Excerpts from a layout annotation set:
"""

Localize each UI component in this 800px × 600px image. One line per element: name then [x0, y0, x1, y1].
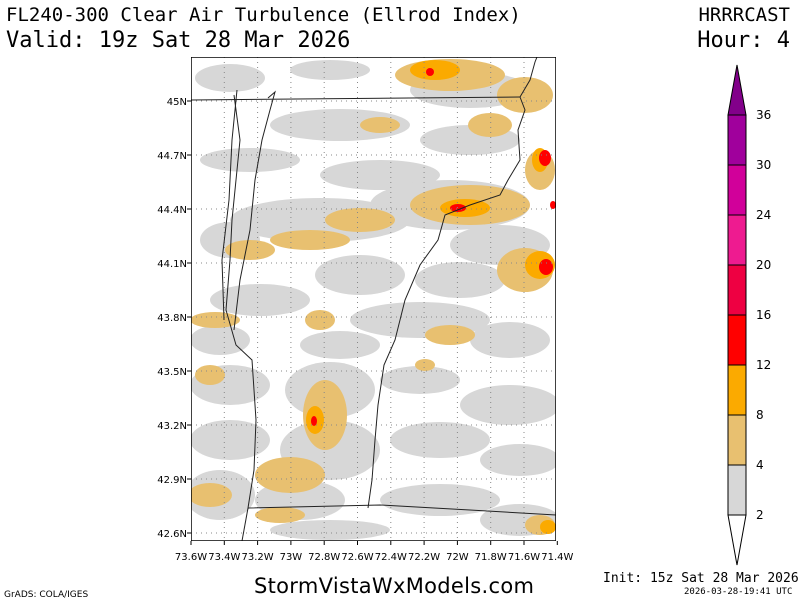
lon-label: 73.4W	[208, 552, 240, 563]
lat-label: 44.4N	[157, 205, 187, 216]
lon-label: 72.2W	[408, 552, 440, 563]
lon-label: 72.6W	[341, 552, 373, 563]
lat-label: 43.5N	[157, 367, 187, 378]
website-label: StormVistaWxModels.com	[254, 574, 535, 598]
grads-credit: GrADS: COLA/IGES	[4, 590, 89, 600]
colorbar-over-arrow	[727, 64, 747, 116]
lon-label: 71.4W	[541, 552, 573, 563]
lon-label: 72W	[446, 552, 469, 563]
lon-label: 72.4W	[375, 552, 407, 563]
lat-label: 43.8N	[157, 313, 187, 324]
forecast-hour: Hour: 4	[697, 28, 790, 53]
timestamp: 2026-03-28-19:41 UTC	[684, 587, 793, 597]
lon-label: 73.2W	[242, 552, 274, 563]
lon-label: 71.8W	[475, 552, 507, 563]
turbulence-2-4-shading	[191, 60, 556, 540]
map-title: FL240-300 Clear Air Turbulence (Ellrod I…	[6, 4, 521, 26]
valid-time: Valid: 19z Sat 28 Mar 2026	[6, 28, 351, 53]
colorbar-label: 4	[756, 458, 764, 472]
colorbar-label: 8	[756, 408, 764, 422]
colorbar-segment	[727, 464, 747, 516]
colorbar-label: 36	[756, 108, 771, 122]
lat-label: 43.2N	[157, 421, 187, 432]
lat-label: 44.7N	[157, 151, 187, 162]
colorbar-label: 12	[756, 358, 771, 372]
colorbar-segment	[727, 164, 747, 216]
colorbar-label: 24	[756, 208, 771, 222]
longitude-axis-labels: 73.6W 73.4W 73.2W 73W 72.8W 72.6W 72.4W 72.2W 72…	[175, 541, 573, 563]
lon-label: 72.8W	[308, 552, 340, 563]
lat-label: 44.1N	[157, 259, 187, 270]
colorbar-segment	[727, 114, 747, 166]
lon-label: 71.6W	[508, 552, 540, 563]
colorbar-label: 2	[756, 508, 764, 522]
colorbar-under-arrow	[727, 514, 747, 566]
state-borders	[191, 57, 556, 541]
lat-label: 42.6N	[157, 529, 187, 540]
lat-lon-gridlines	[191, 57, 556, 541]
colorbar-label: 20	[756, 258, 771, 272]
colorbar-segment	[727, 214, 747, 266]
colorbar-label: 16	[756, 308, 771, 322]
lon-label: 73.6W	[175, 552, 207, 563]
latitude-axis-labels: 45N 44.7N 44.4N 44.1N 43.8N 43.5N 43.2N 42.9N 42…	[157, 97, 191, 540]
init-time: Init: 15z Sat 28 Mar 2026	[603, 571, 799, 586]
colorbar-label: 30	[756, 158, 771, 172]
lat-label: 42.9N	[157, 475, 187, 486]
colorbar-segment	[727, 314, 747, 366]
lon-label: 73W	[280, 552, 303, 563]
colorbar-segment	[727, 364, 747, 416]
map-plot-area	[191, 57, 556, 541]
model-name: HRRRCAST	[698, 4, 790, 26]
colorbar-segment	[727, 264, 747, 316]
turbulence-12-16-shading	[311, 68, 556, 426]
colorbar-segment	[727, 414, 747, 466]
lat-label: 45N	[167, 97, 187, 108]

"""

AIM OF THE EXERCISE =
Recast every line of the records above as a Markdown table with the columns "Row" and "Line," numbering each row and skipping blank lines. Leave the pictures out of the table.

ANSWER FOR THE TASK =
| Row | Line |
|---|---|
| 1 | Localize each UI component in this 800px × 600px image. One line per element: name then [x0, y0, x1, y1]. |
| 2 | lon-label: 73.4W	[208, 552, 240, 563] |
| 3 | lat-label: 44.4N	[157, 205, 187, 216] |
| 4 | lon-label: 72.2W	[408, 552, 440, 563] |
| 5 | lon-label: 72.6W	[341, 552, 373, 563] |
| 6 | lat-label: 43.5N	[157, 367, 187, 378] |
| 7 | website-label: StormVistaWxModels.com	[254, 574, 535, 598] |
| 8 | grads-credit: GrADS: COLA/IGES	[4, 590, 89, 600] |
| 9 | colorbar-over-arrow	[727, 64, 747, 116] |
| 10 | lon-label: 71.4W	[541, 552, 573, 563] |
| 11 | lon-label: 72W	[446, 552, 469, 563] |
| 12 | lon-label: 72.4W	[375, 552, 407, 563] |
| 13 | lat-label: 43.8N	[157, 313, 187, 324] |
| 14 | forecast-hour: Hour: 4	[697, 28, 790, 53] |
| 15 | timestamp: 2026-03-28-19:41 UTC	[684, 587, 793, 597] |
| 16 | lon-label: 73.2W	[242, 552, 274, 563] |
| 17 | lon-label: 71.8W	[475, 552, 507, 563] |
| 18 | turbulence-2-4-shading	[191, 60, 556, 540] |
| 19 | map-title: FL240-300 Clear Air Turbulence (Ellrod I…	[6, 4, 521, 26] |
| 20 | valid-time: Valid: 19z Sat 28 Mar 2026	[6, 28, 351, 53] |
| 21 | colorbar-label: 4	[756, 458, 764, 472] |
| 22 | colorbar-label: 8	[756, 408, 764, 422] |
| 23 | colorbar-segment	[727, 464, 747, 516] |
| 24 | colorbar-label: 36	[756, 108, 771, 122] |
| 25 | lat-label: 43.2N	[157, 421, 187, 432] |
| 26 | lat-label: 44.7N	[157, 151, 187, 162] |
| 27 | colorbar-label: 12	[756, 358, 771, 372] |
| 28 | colorbar-segment	[727, 164, 747, 216] |
| 29 | colorbar-label: 24	[756, 208, 771, 222] |
| 30 | longitude-axis-labels: 73.6W 73.4W 73.2W 73W 72.8W 72.6W 72.4W 72.2W 72…	[175, 541, 573, 563] |
| 31 | lon-label: 72.8W	[308, 552, 340, 563] |
| 32 | lat-label: 44.1N	[157, 259, 187, 270] |
| 33 | colorbar-segment	[727, 114, 747, 166] |
| 34 | lon-label: 71.6W	[508, 552, 540, 563] |
| 35 | colorbar-label: 2	[756, 508, 764, 522] |
| 36 | colorbar-under-arrow	[727, 514, 747, 566] |
| 37 | state-borders	[191, 57, 556, 541] |
| 38 | lat-label: 42.6N	[157, 529, 187, 540] |
| 39 | lat-lon-gridlines	[191, 57, 556, 541] |
| 40 | colorbar-label: 20	[756, 258, 771, 272] |
| 41 | colorbar-segment	[727, 214, 747, 266] |
| 42 | colorbar-label: 16	[756, 308, 771, 322] |
| 43 | lon-label: 73.6W	[175, 552, 207, 563] |
| 44 | latitude-axis-labels: 45N 44.7N 44.4N 44.1N 43.8N 43.5N 43.2N 42.9N 42…	[157, 97, 191, 540] |
| 45 | init-time: Init: 15z Sat 28 Mar 2026	[603, 571, 799, 586] |
| 46 | colorbar-label: 30	[756, 158, 771, 172] |
| 47 | lat-label: 42.9N	[157, 475, 187, 486] |
| 48 | colorbar-segment	[727, 314, 747, 366] |
| 49 | lon-label: 73W	[280, 552, 303, 563] |
| 50 | colorbar-segment	[727, 364, 747, 416] |
| 51 | map-plot-area	[191, 57, 556, 541] |
| 52 | model-name: HRRRCAST	[698, 4, 790, 26] |
| 53 | colorbar-segment	[727, 264, 747, 316] |
| 54 | turbulence-12-16-shading	[311, 68, 556, 426] |
| 55 | colorbar-segment	[727, 414, 747, 466] |
| 56 | lat-label: 45N	[167, 97, 187, 108] |